**Study text**
Elizabeth SchumacherDecember 30, 2014

The late Udo Jürgens and Joe Cocker have rocketed up the German pop charts about a week after their deaths. Both of them have not one, but two albums on the GfK list of the week's top albums.

Udo Jürgens
Image: picture alliance/BREUEL-BILD

Udo Jürgens and Joe Cocker have posthumously closed out the year at the top of Germany's charts, published by GfK Entertainment.

A tribute to Jürgens' final album, "In the Midst of Life" ("Mitten im Leben"), featuring English singer-songwriter Jamie Cullum and German pop start Helene Fischer, leapt from number 19 to 6. Jürgens was in the middle of touring for the album when he died of heart failure at the age of 80 on December 21. Jürgens' original version made the biggest jump of the week, from place 92 to 23.

Jürgens' career spanned five decades and 1,000 songs. The Austrian singer and composer is the most-charted German-language artist of all time.

Bounding box prediction data:
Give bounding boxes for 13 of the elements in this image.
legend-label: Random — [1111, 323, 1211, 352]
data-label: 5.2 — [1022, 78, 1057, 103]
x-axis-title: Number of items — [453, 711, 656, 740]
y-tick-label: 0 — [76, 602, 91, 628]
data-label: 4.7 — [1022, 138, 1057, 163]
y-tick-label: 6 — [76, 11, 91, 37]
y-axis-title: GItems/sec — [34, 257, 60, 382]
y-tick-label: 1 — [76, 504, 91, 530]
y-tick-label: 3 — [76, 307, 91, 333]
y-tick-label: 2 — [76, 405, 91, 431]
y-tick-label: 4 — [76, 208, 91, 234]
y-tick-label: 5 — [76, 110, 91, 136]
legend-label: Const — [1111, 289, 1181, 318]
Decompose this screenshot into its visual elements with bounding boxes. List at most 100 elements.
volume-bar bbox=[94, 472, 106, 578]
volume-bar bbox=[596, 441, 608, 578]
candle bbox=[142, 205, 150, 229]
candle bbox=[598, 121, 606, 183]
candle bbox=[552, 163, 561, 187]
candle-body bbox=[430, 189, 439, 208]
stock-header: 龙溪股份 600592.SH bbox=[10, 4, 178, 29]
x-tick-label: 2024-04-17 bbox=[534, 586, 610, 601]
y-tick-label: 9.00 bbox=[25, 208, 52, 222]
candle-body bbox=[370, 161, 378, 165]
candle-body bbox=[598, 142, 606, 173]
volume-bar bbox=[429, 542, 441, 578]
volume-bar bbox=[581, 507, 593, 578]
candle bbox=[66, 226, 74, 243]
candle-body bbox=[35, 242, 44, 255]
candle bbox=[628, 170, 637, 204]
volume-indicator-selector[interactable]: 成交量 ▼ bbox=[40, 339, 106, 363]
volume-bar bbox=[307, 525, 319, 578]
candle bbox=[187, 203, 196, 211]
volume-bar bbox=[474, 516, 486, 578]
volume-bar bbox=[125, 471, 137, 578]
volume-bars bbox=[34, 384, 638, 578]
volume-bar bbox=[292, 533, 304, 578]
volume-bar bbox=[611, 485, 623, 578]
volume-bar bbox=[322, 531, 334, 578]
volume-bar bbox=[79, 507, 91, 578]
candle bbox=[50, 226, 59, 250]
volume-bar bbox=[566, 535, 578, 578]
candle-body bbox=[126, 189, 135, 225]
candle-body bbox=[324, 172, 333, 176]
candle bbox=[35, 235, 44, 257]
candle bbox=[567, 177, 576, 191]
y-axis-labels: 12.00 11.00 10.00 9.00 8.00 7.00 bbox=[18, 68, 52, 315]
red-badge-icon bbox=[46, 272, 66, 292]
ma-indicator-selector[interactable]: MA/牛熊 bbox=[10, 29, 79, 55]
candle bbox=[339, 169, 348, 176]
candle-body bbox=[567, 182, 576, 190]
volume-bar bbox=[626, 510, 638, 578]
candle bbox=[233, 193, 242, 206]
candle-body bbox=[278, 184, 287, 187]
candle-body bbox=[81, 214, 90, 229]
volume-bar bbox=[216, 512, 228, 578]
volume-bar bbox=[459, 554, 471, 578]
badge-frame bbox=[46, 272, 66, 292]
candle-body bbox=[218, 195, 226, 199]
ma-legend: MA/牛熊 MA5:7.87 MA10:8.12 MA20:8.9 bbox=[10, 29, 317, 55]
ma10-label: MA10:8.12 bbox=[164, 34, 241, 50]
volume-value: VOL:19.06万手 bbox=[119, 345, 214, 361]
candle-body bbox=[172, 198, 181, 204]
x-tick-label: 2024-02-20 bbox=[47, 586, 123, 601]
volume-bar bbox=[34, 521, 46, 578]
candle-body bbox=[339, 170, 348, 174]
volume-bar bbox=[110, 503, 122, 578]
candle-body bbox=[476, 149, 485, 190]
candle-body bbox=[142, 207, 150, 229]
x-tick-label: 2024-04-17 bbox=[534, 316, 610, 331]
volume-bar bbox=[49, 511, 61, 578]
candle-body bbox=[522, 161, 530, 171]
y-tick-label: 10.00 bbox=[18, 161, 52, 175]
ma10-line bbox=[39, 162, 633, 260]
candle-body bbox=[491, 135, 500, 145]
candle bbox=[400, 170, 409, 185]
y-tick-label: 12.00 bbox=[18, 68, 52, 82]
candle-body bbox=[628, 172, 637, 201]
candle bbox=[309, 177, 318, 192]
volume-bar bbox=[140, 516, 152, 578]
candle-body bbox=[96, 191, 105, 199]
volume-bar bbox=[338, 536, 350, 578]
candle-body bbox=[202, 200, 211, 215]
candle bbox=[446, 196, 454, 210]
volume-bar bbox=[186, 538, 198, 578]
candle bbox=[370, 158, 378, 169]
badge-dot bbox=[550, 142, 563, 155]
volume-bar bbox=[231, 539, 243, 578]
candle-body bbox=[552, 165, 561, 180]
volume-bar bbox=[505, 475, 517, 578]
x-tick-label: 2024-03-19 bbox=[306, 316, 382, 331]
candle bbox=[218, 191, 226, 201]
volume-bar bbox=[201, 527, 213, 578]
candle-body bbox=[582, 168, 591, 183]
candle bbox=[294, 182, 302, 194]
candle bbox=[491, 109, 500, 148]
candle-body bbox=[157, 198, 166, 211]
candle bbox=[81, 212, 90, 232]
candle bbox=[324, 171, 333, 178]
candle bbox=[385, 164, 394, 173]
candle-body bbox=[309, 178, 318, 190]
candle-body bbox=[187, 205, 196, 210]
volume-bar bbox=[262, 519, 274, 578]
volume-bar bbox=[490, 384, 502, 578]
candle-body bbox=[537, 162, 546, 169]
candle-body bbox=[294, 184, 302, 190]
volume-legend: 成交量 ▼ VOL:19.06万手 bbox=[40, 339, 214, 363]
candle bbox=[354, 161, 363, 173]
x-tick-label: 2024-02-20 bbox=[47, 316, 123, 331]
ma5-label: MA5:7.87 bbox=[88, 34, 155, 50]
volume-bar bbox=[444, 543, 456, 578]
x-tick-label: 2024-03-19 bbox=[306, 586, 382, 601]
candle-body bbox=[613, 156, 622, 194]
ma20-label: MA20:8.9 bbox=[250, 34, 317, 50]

**Required action 1**
Do the following statements agree with the text on Udo Jürgens and Joe Cocker? Answer yes or no for each and quote the deciding words of the text.
(a) Jürgens died of heart failure at the age of 80.
(b) The tribute to Jürgens' final album climbed from number 92 to 23.
(c) Jürgens was an Austrian singer and composer.
**Required action 2**
Continue the text on Udo Jürgens and Joe Cocker, starting after its final sentence.

**Exercise response 1**
(a) Yes: "he died of heart failure at the age of 80 on December 21"
(b) No: "leapt from number 19 to 6"
(c) Yes: "The Austrian singer and composer is the most-charted German-language artist of all time"

**Exercise response 2**
Not one, but two of Cocker's albums were in the Top 100. His "Greatest Hits" came in at 98 and "Fire It Up" the British rocker's 22nd studio album, originally released in 2012, jumped to number 48.

Cocker was known for his distinctive gritty vocalsImage: picture-alliance/akg-images/Binder

Cocker originally shot to fame with his 1968 cover of the Beatles' "With a Little Help from My Friends," which proved even more successful than the original. Years of recording and touring, which included one gig at the infamous Woodstock festival, took their toll on Cocker, who struggled with drugs and alcohol in the 1970s.

By the early 1980s he managed to turn his life around and continue his career as a hitmaker until his death on December 22 from lung cancer. He was 70 years old.

The top spot in the charts went to another longtime mainstay of the rock scene, AC/DC, and their latest album "Rock or Bust."